→ **Source data**:

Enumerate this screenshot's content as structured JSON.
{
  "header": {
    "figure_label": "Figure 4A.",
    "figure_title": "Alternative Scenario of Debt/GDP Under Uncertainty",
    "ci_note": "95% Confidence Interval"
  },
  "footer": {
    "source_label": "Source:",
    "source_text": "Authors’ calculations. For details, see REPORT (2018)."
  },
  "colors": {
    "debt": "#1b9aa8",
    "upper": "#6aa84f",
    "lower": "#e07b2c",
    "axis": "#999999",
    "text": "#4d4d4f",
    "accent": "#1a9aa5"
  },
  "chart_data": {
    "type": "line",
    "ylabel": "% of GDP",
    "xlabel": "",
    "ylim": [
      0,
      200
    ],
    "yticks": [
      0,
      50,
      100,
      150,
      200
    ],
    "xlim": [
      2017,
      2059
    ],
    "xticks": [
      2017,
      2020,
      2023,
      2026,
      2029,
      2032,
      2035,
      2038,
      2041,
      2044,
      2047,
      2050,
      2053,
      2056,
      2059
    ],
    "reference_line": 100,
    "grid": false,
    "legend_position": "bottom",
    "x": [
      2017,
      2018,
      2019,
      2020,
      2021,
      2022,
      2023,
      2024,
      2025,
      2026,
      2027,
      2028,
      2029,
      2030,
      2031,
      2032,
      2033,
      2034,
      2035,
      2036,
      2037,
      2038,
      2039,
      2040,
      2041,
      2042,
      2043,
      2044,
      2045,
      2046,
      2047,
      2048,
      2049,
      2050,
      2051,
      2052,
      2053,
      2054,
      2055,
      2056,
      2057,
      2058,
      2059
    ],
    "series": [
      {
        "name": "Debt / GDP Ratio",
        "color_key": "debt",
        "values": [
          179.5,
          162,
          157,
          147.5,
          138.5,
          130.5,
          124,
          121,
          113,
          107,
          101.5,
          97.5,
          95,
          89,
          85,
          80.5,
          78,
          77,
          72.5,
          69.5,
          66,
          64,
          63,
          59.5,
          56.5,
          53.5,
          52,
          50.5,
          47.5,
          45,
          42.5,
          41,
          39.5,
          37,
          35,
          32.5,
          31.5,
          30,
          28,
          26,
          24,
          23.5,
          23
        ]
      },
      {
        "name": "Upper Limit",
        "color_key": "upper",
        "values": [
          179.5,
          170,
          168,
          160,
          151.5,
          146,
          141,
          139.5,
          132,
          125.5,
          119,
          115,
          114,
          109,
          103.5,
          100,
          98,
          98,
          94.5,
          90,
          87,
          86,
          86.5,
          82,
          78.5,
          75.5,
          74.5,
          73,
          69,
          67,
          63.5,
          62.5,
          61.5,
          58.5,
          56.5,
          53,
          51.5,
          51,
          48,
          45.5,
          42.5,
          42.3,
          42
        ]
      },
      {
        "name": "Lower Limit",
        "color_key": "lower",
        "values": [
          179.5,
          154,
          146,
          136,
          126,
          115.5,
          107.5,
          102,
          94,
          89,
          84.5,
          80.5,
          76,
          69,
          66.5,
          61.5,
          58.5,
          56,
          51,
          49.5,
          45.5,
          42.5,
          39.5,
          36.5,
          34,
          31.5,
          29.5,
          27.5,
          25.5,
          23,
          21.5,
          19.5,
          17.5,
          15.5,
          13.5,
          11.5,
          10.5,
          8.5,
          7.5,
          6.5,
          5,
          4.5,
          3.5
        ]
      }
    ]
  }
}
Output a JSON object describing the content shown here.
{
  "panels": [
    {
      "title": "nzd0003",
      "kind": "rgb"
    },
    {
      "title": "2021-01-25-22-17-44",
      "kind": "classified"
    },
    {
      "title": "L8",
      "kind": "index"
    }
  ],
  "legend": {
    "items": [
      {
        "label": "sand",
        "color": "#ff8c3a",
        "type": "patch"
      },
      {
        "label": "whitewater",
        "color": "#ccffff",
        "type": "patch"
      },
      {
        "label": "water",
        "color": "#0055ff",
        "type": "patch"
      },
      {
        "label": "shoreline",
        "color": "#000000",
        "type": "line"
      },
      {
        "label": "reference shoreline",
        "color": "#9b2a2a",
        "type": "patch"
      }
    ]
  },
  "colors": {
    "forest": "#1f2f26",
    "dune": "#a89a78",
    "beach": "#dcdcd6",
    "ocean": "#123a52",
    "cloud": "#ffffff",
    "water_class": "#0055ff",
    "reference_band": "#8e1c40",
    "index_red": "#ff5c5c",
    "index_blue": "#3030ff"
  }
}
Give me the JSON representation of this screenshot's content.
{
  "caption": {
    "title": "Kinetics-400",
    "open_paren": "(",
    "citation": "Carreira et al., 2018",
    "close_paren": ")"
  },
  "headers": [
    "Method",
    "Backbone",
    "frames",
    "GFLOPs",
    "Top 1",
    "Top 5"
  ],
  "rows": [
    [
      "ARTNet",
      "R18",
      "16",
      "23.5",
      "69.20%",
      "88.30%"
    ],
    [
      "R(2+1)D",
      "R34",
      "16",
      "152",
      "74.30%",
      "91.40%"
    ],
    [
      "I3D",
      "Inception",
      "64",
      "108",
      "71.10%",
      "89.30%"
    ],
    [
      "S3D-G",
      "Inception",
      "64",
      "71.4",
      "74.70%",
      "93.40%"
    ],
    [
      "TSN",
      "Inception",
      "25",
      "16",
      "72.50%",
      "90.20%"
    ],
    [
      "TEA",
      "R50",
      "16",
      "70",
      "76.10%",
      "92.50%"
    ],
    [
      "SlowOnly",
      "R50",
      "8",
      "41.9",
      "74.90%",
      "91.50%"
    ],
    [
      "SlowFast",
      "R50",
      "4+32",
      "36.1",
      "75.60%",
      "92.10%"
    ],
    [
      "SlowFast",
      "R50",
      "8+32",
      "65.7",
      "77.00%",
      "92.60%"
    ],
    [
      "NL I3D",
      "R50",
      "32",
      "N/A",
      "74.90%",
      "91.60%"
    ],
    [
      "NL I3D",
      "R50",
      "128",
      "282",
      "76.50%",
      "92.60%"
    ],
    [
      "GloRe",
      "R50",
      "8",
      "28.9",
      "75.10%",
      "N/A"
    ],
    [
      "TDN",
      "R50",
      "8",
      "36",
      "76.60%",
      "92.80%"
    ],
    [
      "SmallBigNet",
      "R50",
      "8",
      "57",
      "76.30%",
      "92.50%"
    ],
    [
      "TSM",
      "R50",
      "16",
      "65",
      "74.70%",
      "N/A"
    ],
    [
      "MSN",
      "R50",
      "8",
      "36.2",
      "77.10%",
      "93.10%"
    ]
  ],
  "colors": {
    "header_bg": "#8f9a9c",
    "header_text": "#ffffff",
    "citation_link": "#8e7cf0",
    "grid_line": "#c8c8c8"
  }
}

→ **What to do**: Type out the full listing again, exactly as given.

→ **Problem solution**:
Enumerate this screenshot's content as structured JSON.
{
  "header": {
    "figure_label": "Figure 4A.",
    "figure_title": "Alternative Scenario of Debt/GDP Under Uncertainty",
    "ci_note": "95% Confidence Interval"
  },
  "footer": {
    "source_label": "Source:",
    "source_text": "Authors’ calculations. For details, see REPORT (2018)."
  },
  "colors": {
    "debt": "#1b9aa8",
    "upper": "#6aa84f",
    "lower": "#e07b2c",
    "axis": "#999999",
    "text": "#4d4d4f",
    "accent": "#1a9aa5"
  },
  "chart_data": {
    "type": "line",
    "ylabel": "% of GDP",
    "xlabel": "",
    "ylim": [
      0,
      200
    ],
    "yticks": [
      0,
      50,
      100,
      150,
      200
    ],
    "xlim": [
      2017,
      2059
    ],
    "xticks": [
      2017,
      2020,
      2023,
      2026,
      2029,
      2032,
      2035,
      2038,
      2041,
      2044,
      2047,
      2050,
      2053,
      2056,
      2059
    ],
    "reference_line": 100,
    "grid": false,
    "legend_position": "bottom",
    "x": [
      2017,
      2018,
      2019,
      2020,
      2021,
      2022,
      2023,
      2024,
      2025,
      2026,
      2027,
      2028,
      2029,
      2030,
      2031,
      2032,
      2033,
      2034,
      2035,
      2036,
      2037,
      2038,
      2039,
      2040,
      2041,
      2042,
      2043,
      2044,
      2045,
      2046,
      2047,
      2048,
      2049,
      2050,
      2051,
      2052,
      2053,
      2054,
      2055,
      2056,
      2057,
      2058,
      2059
    ],
    "series": [
      {
        "name": "Debt / GDP Ratio",
        "color_key": "debt",
        "values": [
          179.5,
          162,
          157,
          147.5,
          138.5,
          130.5,
          124,
          121,
          113,
          107,
          101.5,
          97.5,
          95,
          89,
          85,
          80.5,
          78,
          77,
          72.5,
          69.5,
          66,
          64,
          63,
          59.5,
          56.5,
          53.5,
          52,
          50.5,
          47.5,
          45,
          42.5,
          41,
          39.5,
          37,
          35,
          32.5,
          31.5,
          30,
          28,
          26,
          24,
          23.5,
          23
        ]
      },
      {
        "name": "Upper Limit",
        "color_key": "upper",
        "values": [
          179.5,
          170,
          168,
          160,
          151.5,
          146,
          141,
          139.5,
          132,
          125.5,
          119,
          115,
          114,
          109,
          103.5,
          100,
          98,
          98,
          94.5,
          90,
          87,
          86,
          86.5,
          82,
          78.5,
          75.5,
          74.5,
          73,
          69,
          67,
          63.5,
          62.5,
          61.5,
          58.5,
          56.5,
          53,
          51.5,
          51,
          48,
          45.5,
          42.5,
          42.3,
          42
        ]
      },
      {
        "name": "Lower Limit",
        "color_key": "lower",
        "values": [
          179.5,
          154,
          146,
          136,
          126,
          115.5,
          107.5,
          102,
          94,
          89,
          84.5,
          80.5,
          76,
          69,
          66.5,
          61.5,
          58.5,
          56,
          51,
          49.5,
          45.5,
          42.5,
          39.5,
          36.5,
          34,
          31.5,
          29.5,
          27.5,
          25.5,
          23,
          21.5,
          19.5,
          17.5,
          15.5,
          13.5,
          11.5,
          10.5,
          8.5,
          7.5,
          6.5,
          5,
          4.5,
          3.5
        ]
      }
    ]
  }
}
Output a JSON object describing the content shown here.
{
  "panels": [
    {
      "title": "nzd0003",
      "kind": "rgb"
    },
    {
      "title": "2021-01-25-22-17-44",
      "kind": "classified"
    },
    {
      "title": "L8",
      "kind": "index"
    }
  ],
  "legend": {
    "items": [
      {
        "label": "sand",
        "color": "#ff8c3a",
        "type": "patch"
      },
      {
        "label": "whitewater",
        "color": "#ccffff",
        "type": "patch"
      },
      {
        "label": "water",
        "color": "#0055ff",
        "type": "patch"
      },
      {
        "label": "shoreline",
        "color": "#000000",
        "type": "line"
      },
      {
        "label": "reference shoreline",
        "color": "#9b2a2a",
        "type": "patch"
      }
    ]
  },
  "colors": {
    "forest": "#1f2f26",
    "dune": "#a89a78",
    "beach": "#dcdcd6",
    "ocean": "#123a52",
    "cloud": "#ffffff",
    "water_class": "#0055ff",
    "reference_band": "#8e1c40",
    "index_red": "#ff5c5c",
    "index_blue": "#3030ff"
  }
}
Give me the JSON representation of this screenshot's content.
{
  "caption": {
    "title": "Kinetics-400",
    "open_paren": "(",
    "citation": "Carreira et al., 2018",
    "close_paren": ")"
  },
  "headers": [
    "Method",
    "Backbone",
    "frames",
    "GFLOPs",
    "Top 1",
    "Top 5"
  ],
  "rows": [
    [
      "ARTNet",
      "R18",
      "16",
      "23.5",
      "69.20%",
      "88.30%"
    ],
    [
      "R(2+1)D",
      "R34",
      "16",
      "152",
      "74.30%",
      "91.40%"
    ],
    [
      "I3D",
      "Inception",
      "64",
      "108",
      "71.10%",
      "89.30%"
    ],
    [
      "S3D-G",
      "Inception",
      "64",
      "71.4",
      "74.70%",
      "93.40%"
    ],
    [
      "TSN",
      "Inception",
      "25",
      "16",
      "72.50%",
      "90.20%"
    ],
    [
      "TEA",
      "R50",
      "16",
      "70",
      "76.10%",
      "92.50%"
    ],
    [
      "SlowOnly",
      "R50",
      "8",
      "41.9",
      "74.90%",
      "91.50%"
    ],
    [
      "SlowFast",
      "R50",
      "4+32",
      "36.1",
      "75.60%",
      "92.10%"
    ],
    [
      "SlowFast",
      "R50",
      "8+32",
      "65.7",
      "77.00%",
      "92.60%"
    ],
    [
      "NL I3D",
      "R50",
      "32",
      "N/A",
      "74.90%",
      "91.60%"
    ],
    [
      "NL I3D",
      "R50",
      "128",
      "282",
      "76.50%",
      "92.60%"
    ],
    [
      "GloRe",
      "R50",
      "8",
      "28.9",
      "75.10%",
      "N/A"
    ],
    [
      "TDN",
      "R50",
      "8",
      "36",
      "76.60%",
      "92.80%"
    ],
    [
      "SmallBigNet",
      "R50",
      "8",
      "57",
      "76.30%",
      "92.50%"
    ],
    [
      "TSM",
      "R50",
      "16",
      "65",
      "74.70%",
      "N/A"
    ],
    [
      "MSN",
      "R50",
      "8",
      "36.2",
      "77.10%",
      "93.10%"
    ]
  ],
  "colors": {
    "header_bg": "#8f9a9c",
    "header_text": "#ffffff",
    "citation_link": "#8e7cf0",
    "grid_line": "#c8c8c8"
  }
}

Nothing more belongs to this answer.